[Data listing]
>> begin
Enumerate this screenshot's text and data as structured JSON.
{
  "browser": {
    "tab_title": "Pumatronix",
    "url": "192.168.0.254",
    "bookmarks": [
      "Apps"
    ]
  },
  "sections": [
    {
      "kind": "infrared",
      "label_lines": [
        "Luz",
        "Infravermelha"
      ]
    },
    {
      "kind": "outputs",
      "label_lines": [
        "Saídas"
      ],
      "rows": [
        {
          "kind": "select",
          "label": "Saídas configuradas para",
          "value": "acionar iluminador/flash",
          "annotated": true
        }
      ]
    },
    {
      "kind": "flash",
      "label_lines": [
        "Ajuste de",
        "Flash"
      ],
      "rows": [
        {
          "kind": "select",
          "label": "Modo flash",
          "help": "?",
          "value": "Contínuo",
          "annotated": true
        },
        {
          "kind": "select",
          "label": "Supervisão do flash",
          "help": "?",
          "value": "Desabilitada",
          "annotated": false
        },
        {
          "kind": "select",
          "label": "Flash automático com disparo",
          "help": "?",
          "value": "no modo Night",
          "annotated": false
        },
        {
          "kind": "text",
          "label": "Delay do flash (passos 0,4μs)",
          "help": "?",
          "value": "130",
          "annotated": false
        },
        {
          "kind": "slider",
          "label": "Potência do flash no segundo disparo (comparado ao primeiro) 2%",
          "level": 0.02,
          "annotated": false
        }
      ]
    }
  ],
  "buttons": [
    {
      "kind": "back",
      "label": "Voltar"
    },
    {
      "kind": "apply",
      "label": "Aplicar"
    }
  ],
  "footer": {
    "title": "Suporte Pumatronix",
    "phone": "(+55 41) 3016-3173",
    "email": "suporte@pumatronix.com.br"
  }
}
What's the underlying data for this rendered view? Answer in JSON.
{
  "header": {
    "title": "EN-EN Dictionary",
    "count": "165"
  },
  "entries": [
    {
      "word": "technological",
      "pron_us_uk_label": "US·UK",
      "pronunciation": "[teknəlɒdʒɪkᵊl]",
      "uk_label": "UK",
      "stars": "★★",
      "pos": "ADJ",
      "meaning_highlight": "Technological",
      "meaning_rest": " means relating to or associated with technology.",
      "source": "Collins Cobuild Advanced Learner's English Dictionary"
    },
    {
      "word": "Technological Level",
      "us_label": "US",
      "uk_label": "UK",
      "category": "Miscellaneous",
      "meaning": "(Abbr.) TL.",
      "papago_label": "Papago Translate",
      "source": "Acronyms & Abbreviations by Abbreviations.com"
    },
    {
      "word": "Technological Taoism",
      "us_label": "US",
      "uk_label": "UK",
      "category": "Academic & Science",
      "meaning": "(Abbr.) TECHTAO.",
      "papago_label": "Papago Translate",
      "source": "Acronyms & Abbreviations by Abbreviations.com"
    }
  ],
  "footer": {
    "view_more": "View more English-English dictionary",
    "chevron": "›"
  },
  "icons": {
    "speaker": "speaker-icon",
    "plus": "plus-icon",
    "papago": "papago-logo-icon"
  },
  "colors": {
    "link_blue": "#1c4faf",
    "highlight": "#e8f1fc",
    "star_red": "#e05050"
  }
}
>> end
• Given instruction: Reproduce the entries above exactly.

• The response:
Enumerate this screenshot's text and data as structured JSON.
{
  "browser": {
    "tab_title": "Pumatronix",
    "url": "192.168.0.254",
    "bookmarks": [
      "Apps"
    ]
  },
  "sections": [
    {
      "kind": "infrared",
      "label_lines": [
        "Luz",
        "Infravermelha"
      ]
    },
    {
      "kind": "outputs",
      "label_lines": [
        "Saídas"
      ],
      "rows": [
        {
          "kind": "select",
          "label": "Saídas configuradas para",
          "value": "acionar iluminador/flash",
          "annotated": true
        }
      ]
    },
    {
      "kind": "flash",
      "label_lines": [
        "Ajuste de",
        "Flash"
      ],
      "rows": [
        {
          "kind": "select",
          "label": "Modo flash",
          "help": "?",
          "value": "Contínuo",
          "annotated": true
        },
        {
          "kind": "select",
          "label": "Supervisão do flash",
          "help": "?",
          "value": "Desabilitada",
          "annotated": false
        },
        {
          "kind": "select",
          "label": "Flash automático com disparo",
          "help": "?",
          "value": "no modo Night",
          "annotated": false
        },
        {
          "kind": "text",
          "label": "Delay do flash (passos 0,4μs)",
          "help": "?",
          "value": "130",
          "annotated": false
        },
        {
          "kind": "slider",
          "label": "Potência do flash no segundo disparo (comparado ao primeiro) 2%",
          "level": 0.02,
          "annotated": false
        }
      ]
    }
  ],
  "buttons": [
    {
      "kind": "back",
      "label": "Voltar"
    },
    {
      "kind": "apply",
      "label": "Aplicar"
    }
  ],
  "footer": {
    "title": "Suporte Pumatronix",
    "phone": "(+55 41) 3016-3173",
    "email": "suporte@pumatronix.com.br"
  }
}
What's the underlying data for this rendered view? Answer in JSON.
{
  "header": {
    "title": "EN-EN Dictionary",
    "count": "165"
  },
  "entries": [
    {
      "word": "technological",
      "pron_us_uk_label": "US·UK",
      "pronunciation": "[teknəlɒdʒɪkᵊl]",
      "uk_label": "UK",
      "stars": "★★",
      "pos": "ADJ",
      "meaning_highlight": "Technological",
      "meaning_rest": " means relating to or associated with technology.",
      "source": "Collins Cobuild Advanced Learner's English Dictionary"
    },
    {
      "word": "Technological Level",
      "us_label": "US",
      "uk_label": "UK",
      "category": "Miscellaneous",
      "meaning": "(Abbr.) TL.",
      "papago_label": "Papago Translate",
      "source": "Acronyms & Abbreviations by Abbreviations.com"
    },
    {
      "word": "Technological Taoism",
      "us_label": "US",
      "uk_label": "UK",
      "category": "Academic & Science",
      "meaning": "(Abbr.) TECHTAO.",
      "papago_label": "Papago Translate",
      "source": "Acronyms & Abbreviations by Abbreviations.com"
    }
  ],
  "footer": {
    "view_more": "View more English-English dictionary",
    "chevron": "›"
  },
  "icons": {
    "speaker": "speaker-icon",
    "plus": "plus-icon",
    "papago": "papago-logo-icon"
  },
  "colors": {
    "link_blue": "#1c4faf",
    "highlight": "#e8f1fc",
    "star_red": "#e05050"
  }
}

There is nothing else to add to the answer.